= Dataset excerpts =
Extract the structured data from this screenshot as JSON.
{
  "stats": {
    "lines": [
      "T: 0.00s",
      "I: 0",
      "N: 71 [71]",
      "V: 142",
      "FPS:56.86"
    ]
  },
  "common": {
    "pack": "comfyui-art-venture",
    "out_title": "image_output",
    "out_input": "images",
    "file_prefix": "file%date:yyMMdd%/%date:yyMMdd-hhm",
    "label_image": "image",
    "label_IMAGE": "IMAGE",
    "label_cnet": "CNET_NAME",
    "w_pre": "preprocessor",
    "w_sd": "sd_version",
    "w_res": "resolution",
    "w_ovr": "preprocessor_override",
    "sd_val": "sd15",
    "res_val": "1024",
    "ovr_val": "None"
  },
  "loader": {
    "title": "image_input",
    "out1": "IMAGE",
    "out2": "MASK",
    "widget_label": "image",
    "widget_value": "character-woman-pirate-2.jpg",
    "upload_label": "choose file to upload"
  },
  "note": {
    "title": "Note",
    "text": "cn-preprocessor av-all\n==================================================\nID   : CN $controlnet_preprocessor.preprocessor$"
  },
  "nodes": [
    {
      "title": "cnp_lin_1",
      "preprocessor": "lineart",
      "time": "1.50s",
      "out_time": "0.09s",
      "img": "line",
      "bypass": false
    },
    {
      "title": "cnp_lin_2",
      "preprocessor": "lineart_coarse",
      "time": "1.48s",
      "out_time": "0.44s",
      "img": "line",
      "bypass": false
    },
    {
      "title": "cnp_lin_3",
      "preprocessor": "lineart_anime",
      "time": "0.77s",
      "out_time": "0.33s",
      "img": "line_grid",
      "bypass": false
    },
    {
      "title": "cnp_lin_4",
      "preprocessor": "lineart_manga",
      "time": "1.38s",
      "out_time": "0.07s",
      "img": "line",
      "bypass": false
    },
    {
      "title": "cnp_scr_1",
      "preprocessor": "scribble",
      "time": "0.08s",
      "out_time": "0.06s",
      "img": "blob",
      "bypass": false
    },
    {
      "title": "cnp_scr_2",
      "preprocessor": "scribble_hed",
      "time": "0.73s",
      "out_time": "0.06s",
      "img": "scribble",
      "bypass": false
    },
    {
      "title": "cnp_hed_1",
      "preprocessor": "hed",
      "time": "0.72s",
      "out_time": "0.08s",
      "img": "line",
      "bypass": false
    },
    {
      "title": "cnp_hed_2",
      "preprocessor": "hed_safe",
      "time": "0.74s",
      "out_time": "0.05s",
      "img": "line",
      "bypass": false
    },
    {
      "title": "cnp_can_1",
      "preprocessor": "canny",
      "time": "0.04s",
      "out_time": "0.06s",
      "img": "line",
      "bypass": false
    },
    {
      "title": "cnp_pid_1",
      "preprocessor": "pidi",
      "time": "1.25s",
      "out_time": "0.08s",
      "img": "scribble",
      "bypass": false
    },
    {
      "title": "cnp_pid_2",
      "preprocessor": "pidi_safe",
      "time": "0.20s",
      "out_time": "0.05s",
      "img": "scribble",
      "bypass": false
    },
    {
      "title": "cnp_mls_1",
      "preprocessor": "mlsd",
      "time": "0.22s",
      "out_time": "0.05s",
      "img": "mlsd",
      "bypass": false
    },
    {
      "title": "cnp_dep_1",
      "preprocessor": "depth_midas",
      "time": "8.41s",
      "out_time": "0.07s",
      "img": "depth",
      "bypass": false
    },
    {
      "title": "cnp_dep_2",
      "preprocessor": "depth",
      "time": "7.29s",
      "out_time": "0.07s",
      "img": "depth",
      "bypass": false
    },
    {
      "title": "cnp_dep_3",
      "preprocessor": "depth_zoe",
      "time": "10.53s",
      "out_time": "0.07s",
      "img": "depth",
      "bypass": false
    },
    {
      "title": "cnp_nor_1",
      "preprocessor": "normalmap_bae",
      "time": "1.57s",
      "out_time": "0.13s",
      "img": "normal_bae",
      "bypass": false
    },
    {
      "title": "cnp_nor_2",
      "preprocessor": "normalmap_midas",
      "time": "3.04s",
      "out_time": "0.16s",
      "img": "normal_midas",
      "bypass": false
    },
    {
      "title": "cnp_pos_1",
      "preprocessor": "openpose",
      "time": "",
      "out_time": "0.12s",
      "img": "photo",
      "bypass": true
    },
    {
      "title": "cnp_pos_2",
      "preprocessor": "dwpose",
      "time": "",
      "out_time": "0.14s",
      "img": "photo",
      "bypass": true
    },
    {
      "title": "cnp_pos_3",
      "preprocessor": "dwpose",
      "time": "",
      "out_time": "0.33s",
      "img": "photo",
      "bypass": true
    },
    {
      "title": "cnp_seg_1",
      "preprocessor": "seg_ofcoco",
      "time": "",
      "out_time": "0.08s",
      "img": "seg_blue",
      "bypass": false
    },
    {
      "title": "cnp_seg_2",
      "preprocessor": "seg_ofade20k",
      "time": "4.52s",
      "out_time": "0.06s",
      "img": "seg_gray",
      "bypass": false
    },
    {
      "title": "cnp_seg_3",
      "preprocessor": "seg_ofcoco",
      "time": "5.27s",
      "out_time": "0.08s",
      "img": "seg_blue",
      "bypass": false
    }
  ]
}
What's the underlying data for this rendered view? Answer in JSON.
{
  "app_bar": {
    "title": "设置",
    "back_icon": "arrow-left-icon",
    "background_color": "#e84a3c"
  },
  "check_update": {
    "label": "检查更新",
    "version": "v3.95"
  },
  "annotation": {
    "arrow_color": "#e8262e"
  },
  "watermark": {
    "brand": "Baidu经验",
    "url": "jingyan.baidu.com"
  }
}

= Set exercise =
Output all of the material, please, exactly as it stands.

= The solution =
Extract the structured data from this screenshot as JSON.
{
  "stats": {
    "lines": [
      "T: 0.00s",
      "I: 0",
      "N: 71 [71]",
      "V: 142",
      "FPS:56.86"
    ]
  },
  "common": {
    "pack": "comfyui-art-venture",
    "out_title": "image_output",
    "out_input": "images",
    "file_prefix": "file%date:yyMMdd%/%date:yyMMdd-hhm",
    "label_image": "image",
    "label_IMAGE": "IMAGE",
    "label_cnet": "CNET_NAME",
    "w_pre": "preprocessor",
    "w_sd": "sd_version",
    "w_res": "resolution",
    "w_ovr": "preprocessor_override",
    "sd_val": "sd15",
    "res_val": "1024",
    "ovr_val": "None"
  },
  "loader": {
    "title": "image_input",
    "out1": "IMAGE",
    "out2": "MASK",
    "widget_label": "image",
    "widget_value": "character-woman-pirate-2.jpg",
    "upload_label": "choose file to upload"
  },
  "note": {
    "title": "Note",
    "text": "cn-preprocessor av-all\n==================================================\nID   : CN $controlnet_preprocessor.preprocessor$"
  },
  "nodes": [
    {
      "title": "cnp_lin_1",
      "preprocessor": "lineart",
      "time": "1.50s",
      "out_time": "0.09s",
      "img": "line",
      "bypass": false
    },
    {
      "title": "cnp_lin_2",
      "preprocessor": "lineart_coarse",
      "time": "1.48s",
      "out_time": "0.44s",
      "img": "line",
      "bypass": false
    },
    {
      "title": "cnp_lin_3",
      "preprocessor": "lineart_anime",
      "time": "0.77s",
      "out_time": "0.33s",
      "img": "line_grid",
      "bypass": false
    },
    {
      "title": "cnp_lin_4",
      "preprocessor": "lineart_manga",
      "time": "1.38s",
      "out_time": "0.07s",
      "img": "line",
      "bypass": false
    },
    {
      "title": "cnp_scr_1",
      "preprocessor": "scribble",
      "time": "0.08s",
      "out_time": "0.06s",
      "img": "blob",
      "bypass": false
    },
    {
      "title": "cnp_scr_2",
      "preprocessor": "scribble_hed",
      "time": "0.73s",
      "out_time": "0.06s",
      "img": "scribble",
      "bypass": false
    },
    {
      "title": "cnp_hed_1",
      "preprocessor": "hed",
      "time": "0.72s",
      "out_time": "0.08s",
      "img": "line",
      "bypass": false
    },
    {
      "title": "cnp_hed_2",
      "preprocessor": "hed_safe",
      "time": "0.74s",
      "out_time": "0.05s",
      "img": "line",
      "bypass": false
    },
    {
      "title": "cnp_can_1",
      "preprocessor": "canny",
      "time": "0.04s",
      "out_time": "0.06s",
      "img": "line",
      "bypass": false
    },
    {
      "title": "cnp_pid_1",
      "preprocessor": "pidi",
      "time": "1.25s",
      "out_time": "0.08s",
      "img": "scribble",
      "bypass": false
    },
    {
      "title": "cnp_pid_2",
      "preprocessor": "pidi_safe",
      "time": "0.20s",
      "out_time": "0.05s",
      "img": "scribble",
      "bypass": false
    },
    {
      "title": "cnp_mls_1",
      "preprocessor": "mlsd",
      "time": "0.22s",
      "out_time": "0.05s",
      "img": "mlsd",
      "bypass": false
    },
    {
      "title": "cnp_dep_1",
      "preprocessor": "depth_midas",
      "time": "8.41s",
      "out_time": "0.07s",
      "img": "depth",
      "bypass": false
    },
    {
      "title": "cnp_dep_2",
      "preprocessor": "depth",
      "time": "7.29s",
      "out_time": "0.07s",
      "img": "depth",
      "bypass": false
    },
    {
      "title": "cnp_dep_3",
      "preprocessor": "depth_zoe",
      "time": "10.53s",
      "out_time": "0.07s",
      "img": "depth",
      "bypass": false
    },
    {
      "title": "cnp_nor_1",
      "preprocessor": "normalmap_bae",
      "time": "1.57s",
      "out_time": "0.13s",
      "img": "normal_bae",
      "bypass": false
    },
    {
      "title": "cnp_nor_2",
      "preprocessor": "normalmap_midas",
      "time": "3.04s",
      "out_time": "0.16s",
      "img": "normal_midas",
      "bypass": false
    },
    {
      "title": "cnp_pos_1",
      "preprocessor": "openpose",
      "time": "",
      "out_time": "0.12s",
      "img": "photo",
      "bypass": true
    },
    {
      "title": "cnp_pos_2",
      "preprocessor": "dwpose",
      "time": "",
      "out_time": "0.14s",
      "img": "photo",
      "bypass": true
    },
    {
      "title": "cnp_pos_3",
      "preprocessor": "dwpose",
      "time": "",
      "out_time": "0.33s",
      "img": "photo",
      "bypass": true
    },
    {
      "title": "cnp_seg_1",
      "preprocessor": "seg_ofcoco",
      "time": "",
      "out_time": "0.08s",
      "img": "seg_blue",
      "bypass": false
    },
    {
      "title": "cnp_seg_2",
      "preprocessor": "seg_ofade20k",
      "time": "4.52s",
      "out_time": "0.06s",
      "img": "seg_gray",
      "bypass": false
    },
    {
      "title": "cnp_seg_3",
      "preprocessor": "seg_ofcoco",
      "time": "5.27s",
      "out_time": "0.08s",
      "img": "seg_blue",
      "bypass": false
    }
  ]
}
What's the underlying data for this rendered view? Answer in JSON.
{
  "app_bar": {
    "title": "设置",
    "back_icon": "arrow-left-icon",
    "background_color": "#e84a3c"
  },
  "check_update": {
    "label": "检查更新",
    "version": "v3.95"
  },
  "annotation": {
    "arrow_color": "#e8262e"
  },
  "watermark": {
    "brand": "Baidu经验",
    "url": "jingyan.baidu.com"
  }
}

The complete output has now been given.